> _What you need to do_:
List each line holding the string "montré".

> _Record list_:
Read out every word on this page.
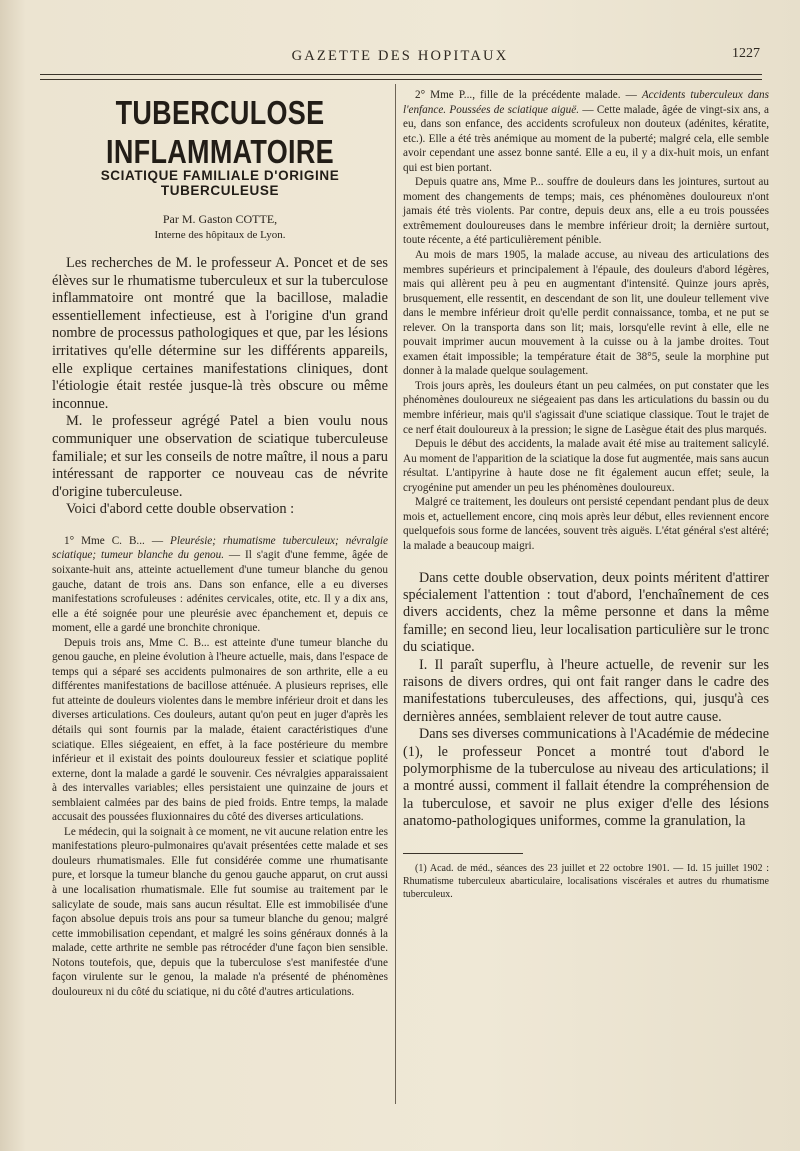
GAZETTE DES HOPITAUX	1227
TUBERCULOSE INFLAMMATOIRE
SCIATIQUE FAMILIALE D'ORIGINE TUBERCULEUSE

Par M. Gaston COTTE,

Interne des hôpitaux de Lyon.

Les recherches de M. le professeur A. Poncet et de ses élèves sur le rhumatisme tuberculeux et sur la tuberculose inflammatoire ont montré que la bacillose, maladie essentiellement infectieuse, est à l'origine d'un grand nombre de processus pathologiques et que, par les lésions irritatives qu'elle détermine sur les différents appareils, elle explique certaines manifestations cliniques, dont l'étiologie était restée jusque-là très obscure ou même inconnue.

M. le professeur agrégé Patel a bien voulu nous communiquer une observation de sciatique tuberculeuse familiale; et sur les conseils de notre maître, il nous a paru intéressant de rapporter ce nouveau cas de névrite d'origine tuberculeuse.

Voici d'abord cette double observation :

1° Mme C. B... — Pleurésie; rhumatisme tuberculeux; névralgie sciatique; tumeur blanche du genou. — Il s'agit d'une femme, âgée de soixante-huit ans, atteinte actuellement d'une tumeur blanche du genou gauche, datant de trois ans. Dans son enfance, elle a eu diverses manifestations scrofuleuses : adénites cervicales, otite, etc. Il y a dix ans, elle a été soignée pour une pleurésie avec épanchement et, depuis ce moment, elle a gardé une bronchite chronique.

Depuis trois ans, Mme C. B... est atteinte d'une tumeur blanche du genou gauche, en pleine évolution à l'heure actuelle, mais, dans l'espace de temps qui a séparé ses accidents pulmonaires de son arthrite, elle a eu différentes manifestations de bacillose atténuée. A plusieurs reprises, elle fut atteinte de douleurs violentes dans le membre inférieur droit et dans les diverses articulations. Ces douleurs, autant qu'on peut en juger d'après les détails qui sont fournis par la malade, étaient caractéristiques d'une sciatique. Elles siégeaient, en effet, à la face postérieure du membre inférieur et il existait des points douloureux fessier et sciatique poplité externe, dont la malade a gardé le souvenir. Ces névralgies apparaissaient à des intervalles variables; elles persistaient une quinzaine de jours et semblaient calmées par des bains de pied froids. Entre temps, la malade accusait des poussées fluxionnaires du côté des diverses articulations.

Le médecin, qui la soignait à ce moment, ne vit aucune relation entre les manifestations pleuro-pulmonaires qu'avait présentées cette malade et ses douleurs rhumatismales. Elle fut considérée comme une rhumatisante pure, et lorsque la tumeur blanche du genou gauche apparut, on crut aussi à une localisation rhumatismale. Elle fut soumise au traitement par le salicylate de soude, mais sans aucun résultat. Elle est immobilisée d'une façon absolue depuis trois ans pour sa tumeur blanche du genou; malgré cette immobilisation cependant, et malgré les soins généraux donnés à la malade, cette arthrite ne semble pas rétrocéder d'une façon bien sensible. Notons toutefois, que, depuis que la tuberculose s'est manifestée d'une façon virulente sur le genou, la malade n'a présenté de phénomènes douloureux ni du côté du sciatique, ni du côté d'autres articulations.

2° Mme P..., fille de la précédente malade. — Accidents tuberculeux dans l'enfance. Poussées de sciatique aiguë. — Cette malade, âgée de vingt-six ans, a eu, dans son enfance, des accidents scrofuleux non douteux (adénites, kératite, etc.). Elle a été très anémique au moment de la puberté; malgré cela, elle semble avoir cependant une assez bonne santé. Elle a eu, il y a dix-huit mois, un enfant qui est bien portant.

Depuis quatre ans, Mme P... souffre de douleurs dans les jointures, surtout au moment des changements de temps; mais, ces phénomènes douloureux n'ont jamais été très violents. Par contre, depuis deux ans, elle a eu trois poussées extrêmement douloureuses dans le membre inférieur droit; la dernière surtout, toute récente, a été particulièrement pénible.

Au mois de mars 1905, la malade accuse, au niveau des articulations des membres supérieurs et principalement à l'épaule, des douleurs d'abord légères, mais qui allèrent peu à peu en augmentant d'intensité. Quinze jours après, brusquement, elle ressentit, en descendant de son lit, une douleur tellement vive dans le membre inférieur droit qu'elle perdit connaissance, tomba, et ne put se relever. On la transporta dans son lit; mais, lorsqu'elle revint à elle, elle ne pouvait imprimer aucun mouvement à la cuisse ou à la jambe droites. Tout examen était impossible; la température était de 38°5, seule la morphine put donner à la malade quelque soulagement.

Trois jours après, les douleurs étant un peu calmées, on put constater que les phénomènes douloureux ne siégeaient pas dans les articulations du bassin ou du membre inférieur, mais qu'il s'agissait d'une sciatique classique. Tout le trajet de ce nerf était douloureux à la pression; le signe de Lasègue était des plus marqués.

Depuis le début des accidents, la malade avait été mise au traitement salicylé. Au moment de l'apparition de la sciatique la dose fut augmentée, mais sans aucun résultat. L'antipyrine à haute dose ne fit également aucun effet; seule, la cryogénine put amender un peu les phénomènes douloureux.

Malgré ce traitement, les douleurs ont persisté cependant pendant plus de deux mois et, actuellement encore, cinq mois après leur début, elles reviennent encore quelquefois sous forme de lancées, souvent très aiguës. L'état général s'est altéré; la malade a beaucoup maigri.

Dans cette double observation, deux points méritent d'attirer spécialement l'attention : tout d'abord, l'enchaînement de ces divers accidents, chez la même personne et dans la même famille; en second lieu, leur localisation particulière sur le tronc du sciatique.

I. Il paraît superflu, à l'heure actuelle, de revenir sur les raisons de divers ordres, qui ont fait ranger dans le cadre des manifestations tuberculeuses, des affections, qui, jusqu'à ces dernières années, semblaient relever de tout autre cause.

Dans ses diverses communications à l'Académie de médecine (1), le professeur Poncet a montré tout d'abord le polymorphisme de la tuberculose au niveau des articulations; il a montré aussi, comment il fallait étendre la compréhension de la tuberculose, et savoir ne plus exiger d'elle des lésions anatomo-pathologiques uniformes, comme la granulation, la

(1) Acad. de méd., séances des 23 juillet et 22 octobre 1901. — Id. 15 juillet 1902 : Rhumatisme tuberculeux abarticulaire, localisations viscérales et autres du rhumatisme tuberculeux.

> _Answer for this exercise_:
Les recherches de M. le professeur A. Poncet et de ses élèves sur le rhumatisme tuberculeux et sur la tuberculose inflammatoire ont montré que la bacillose, maladie essentiellement infectieuse, est à l'origine d'un grand nombre de processus pathologiques et que, par les lésions irritatives qu'elle détermine sur les différents appareils, elle explique certaines manifestations cliniques, dont l'étiologie était restée jusque-là très obscure ou même inconnue.
Dans ses diverses communications à l'Académie de médecine (1), le professeur Poncet a montré tout d'abord le polymorphisme de la tuberculose au niveau des articulations; il a montré aussi, comment il fallait étendre la compréhension de la tuberculose, et savoir ne plus exiger d'elle des lésions anatomo-pathologiques uniformes, comme la granulation, la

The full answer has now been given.